The task:
Will you extract the entries word for word? Images should not appear in the copy.

Data provided:
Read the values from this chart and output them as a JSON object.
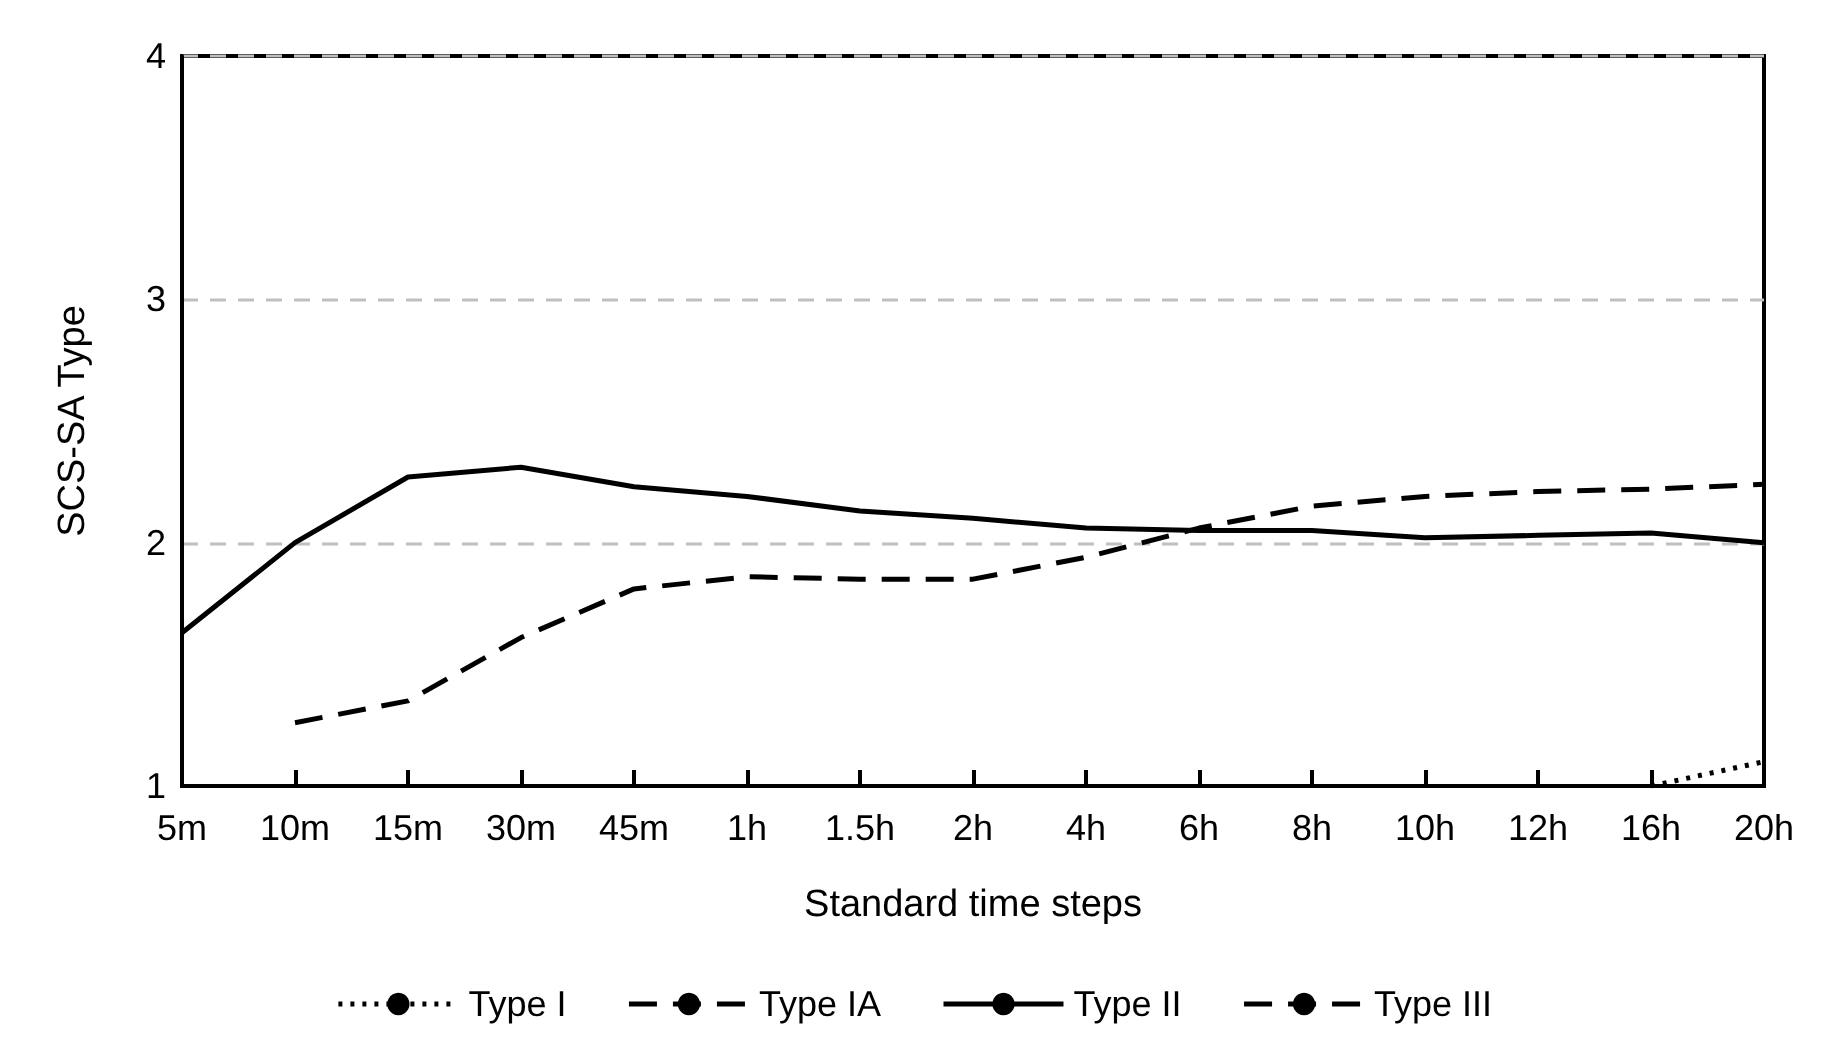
{
  "chart_data": {
    "type": "line",
    "xlabel": "Standard time steps",
    "ylabel": "SCS-SA Type",
    "categories": [
      "5m",
      "10m",
      "15m",
      "30m",
      "45m",
      "1h",
      "1.5h",
      "2h",
      "4h",
      "6h",
      "8h",
      "10h",
      "12h",
      "16h",
      "20h"
    ],
    "ylim": [
      1,
      4
    ],
    "yticks": [
      1,
      2,
      3,
      4
    ],
    "grid": "y",
    "legend": "bottom",
    "marker": "none",
    "series": [
      {
        "name": "Type I",
        "color": "#000000",
        "line_style": "dotted",
        "values": [
          null,
          null,
          null,
          null,
          null,
          null,
          null,
          null,
          null,
          null,
          null,
          null,
          null,
          1.0,
          1.1
        ]
      },
      {
        "name": "Type IA",
        "color": "#000000",
        "line_style": "dashed",
        "values": [
          null,
          null,
          null,
          null,
          null,
          null,
          null,
          null,
          null,
          null,
          null,
          null,
          null,
          null,
          null
        ]
      },
      {
        "name": "Type II",
        "color": "#000000",
        "line_style": "solid",
        "values": [
          1.63,
          2.0,
          2.27,
          2.31,
          2.23,
          2.19,
          2.13,
          2.1,
          2.06,
          2.05,
          2.05,
          2.02,
          2.03,
          2.04,
          2.0
        ]
      },
      {
        "name": "Type III",
        "color": "#000000",
        "line_style": "dashed",
        "values": [
          null,
          1.26,
          1.35,
          1.61,
          1.81,
          1.86,
          1.85,
          1.85,
          1.94,
          2.06,
          2.15,
          2.19,
          2.21,
          2.22,
          2.24
        ]
      }
    ]
  }
}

Written answer:
Read the values from this chart and output them as a JSON object.
{
  "chart_data": {
    "type": "line",
    "xlabel": "Standard time steps",
    "ylabel": "SCS-SA Type",
    "categories": [
      "5m",
      "10m",
      "15m",
      "30m",
      "45m",
      "1h",
      "1.5h",
      "2h",
      "4h",
      "6h",
      "8h",
      "10h",
      "12h",
      "16h",
      "20h"
    ],
    "ylim": [
      1,
      4
    ],
    "yticks": [
      1,
      2,
      3,
      4
    ],
    "grid": "y",
    "legend": "bottom",
    "marker": "none",
    "series": [
      {
        "name": "Type I",
        "color": "#000000",
        "line_style": "dotted",
        "values": [
          null,
          null,
          null,
          null,
          null,
          null,
          null,
          null,
          null,
          null,
          null,
          null,
          null,
          1.0,
          1.1
        ]
      },
      {
        "name": "Type IA",
        "color": "#000000",
        "line_style": "dashed",
        "values": [
          null,
          null,
          null,
          null,
          null,
          null,
          null,
          null,
          null,
          null,
          null,
          null,
          null,
          null,
          null
        ]
      },
      {
        "name": "Type II",
        "color": "#000000",
        "line_style": "solid",
        "values": [
          1.63,
          2.0,
          2.27,
          2.31,
          2.23,
          2.19,
          2.13,
          2.1,
          2.06,
          2.05,
          2.05,
          2.02,
          2.03,
          2.04,
          2.0
        ]
      },
      {
        "name": "Type III",
        "color": "#000000",
        "line_style": "dashed",
        "values": [
          null,
          1.26,
          1.35,
          1.61,
          1.81,
          1.86,
          1.85,
          1.85,
          1.94,
          2.06,
          2.15,
          2.19,
          2.21,
          2.22,
          2.24
        ]
      }
    ]
  }
}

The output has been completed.